### Task directions
Wherever "text" appears in a line, copy that line.

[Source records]
------------------------------------------------------------

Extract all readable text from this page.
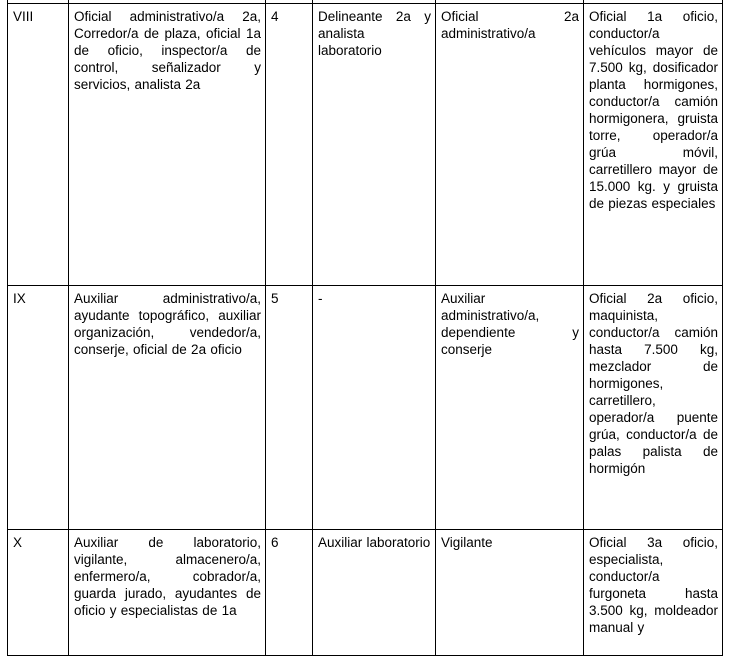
VIII	Oficial administrativo/a 2a, Corredor/a de plaza, oficial 1a de oficio, inspector/a de control, señalizador y servicios, analista 2a	4	Delineante 2a y analista laboratorio	Oficial 2a administrativo/a	Oficial 1a oficio, conductor/a vehículos mayor de 7.500 kg, dosificador planta hormigones, conductor/a camión hormigonera, gruista torre, operador/a grúa móvil, carretillero mayor de 15.000 kg. y gruista de piezas especiales

IX	Auxiliar administrativo/a, ayudante topográfico, auxiliar organización, vendedor/a, conserje, oficial de 2a oficio	5	-	Auxiliar administrativo/a, dependiente y conserje	Oficial 2a oficio, maquinista, conductor/a camión hasta 7.500 kg, mezclador de hormigones, carretillero, operador/a puente grúa, conductor/a de palas palista de hormigón

X	Auxiliar de laboratorio, vigilante, almacenero/a, enfermero/a, cobrador/a, guarda jurado, ayudantes de oficio y especialistas de 1a	6	Auxiliar laboratorio	Vigilante	Oficial 3a oficio, especialista, conductor/a furgoneta hasta 3.500 kg, moldeador manual y
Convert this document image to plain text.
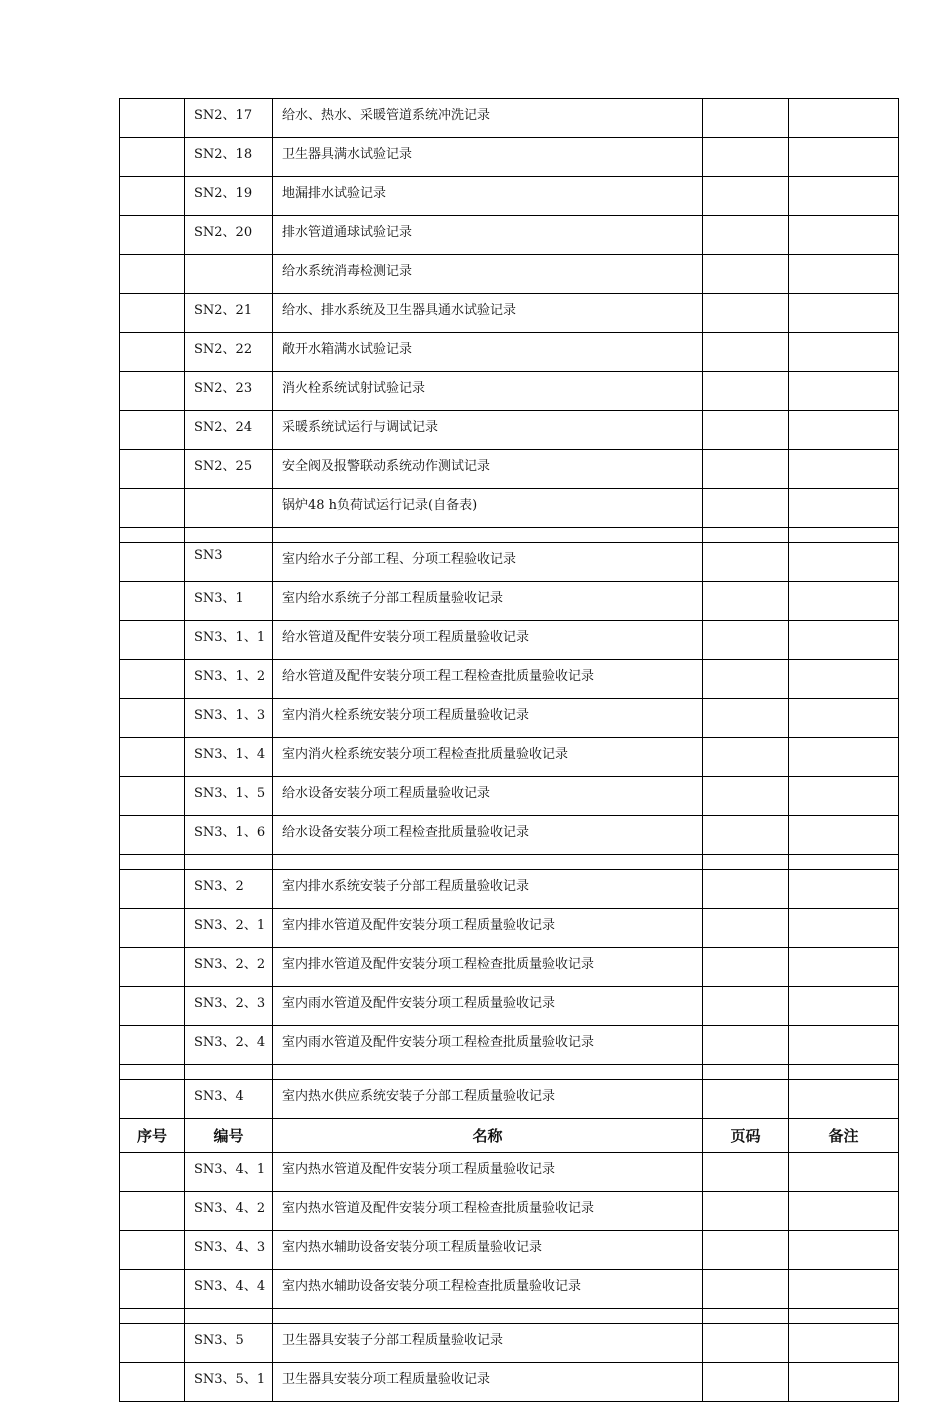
	SN2、17	给水、热水、采暖管道系统冲洗记录		
	SN2、18	卫生器具满水试验记录		
	SN2、19	地漏排水试验记录		
	SN2、20	排水管道通球试验记录		
		给水系统消毒检测记录		
	SN2、21	给水、排水系统及卫生器具通水试验记录		
	SN2、22	敞开水箱满水试验记录		
	SN2、23	消火栓系统试射试验记录		
	SN2、24	采暖系统试运行与调试记录		
	SN2、25	安全阀及报警联动系统动作测试记录		
		锅炉48 h负荷试运行记录(自备表)		

	SN3	室内给水子分部工程、分项工程验收记录		
	SN3、1	室内给水系统子分部工程质量验收记录		
	SN3、1、1	给水管道及配件安装分项工程质量验收记录		
	SN3、1、2	给水管道及配件安装分项工程工程检查批质量验收记录		
	SN3、1、3	室内消火栓系统安装分项工程质量验收记录		
	SN3、1、4	室内消火栓系统安装分项工程检查批质量验收记录		
	SN3、1、5	给水设备安装分项工程质量验收记录		
	SN3、1、6	给水设备安装分项工程检查批质量验收记录		

	SN3、2	室内排水系统安装子分部工程质量验收记录		
	SN3、2、1	室内排水管道及配件安装分项工程质量验收记录		
	SN3、2、2	室内排水管道及配件安装分项工程检查批质量验收记录		
	SN3、2、3	室内雨水管道及配件安装分项工程质量验收记录		
	SN3、2、4	室内雨水管道及配件安装分项工程检查批质量验收记录		

	SN3、4	室内热水供应系统安装子分部工程质量验收记录		
序号	编号	名称	页码	备注
	SN3、4、1	室内热水管道及配件安装分项工程质量验收记录		
	SN3、4、2	室内热水管道及配件安装分项工程检查批质量验收记录		
	SN3、4、3	室内热水辅助设备安装分项工程质量验收记录		
	SN3、4、4	室内热水辅助设备安装分项工程检查批质量验收记录		

	SN3、5	卫生器具安装子分部工程质量验收记录		
	SN3、5、1	卫生器具安装分项工程质量验收记录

------------------------------------------------------------

### Full response
Extract all readable text from this page.
Convert this document image to plain text.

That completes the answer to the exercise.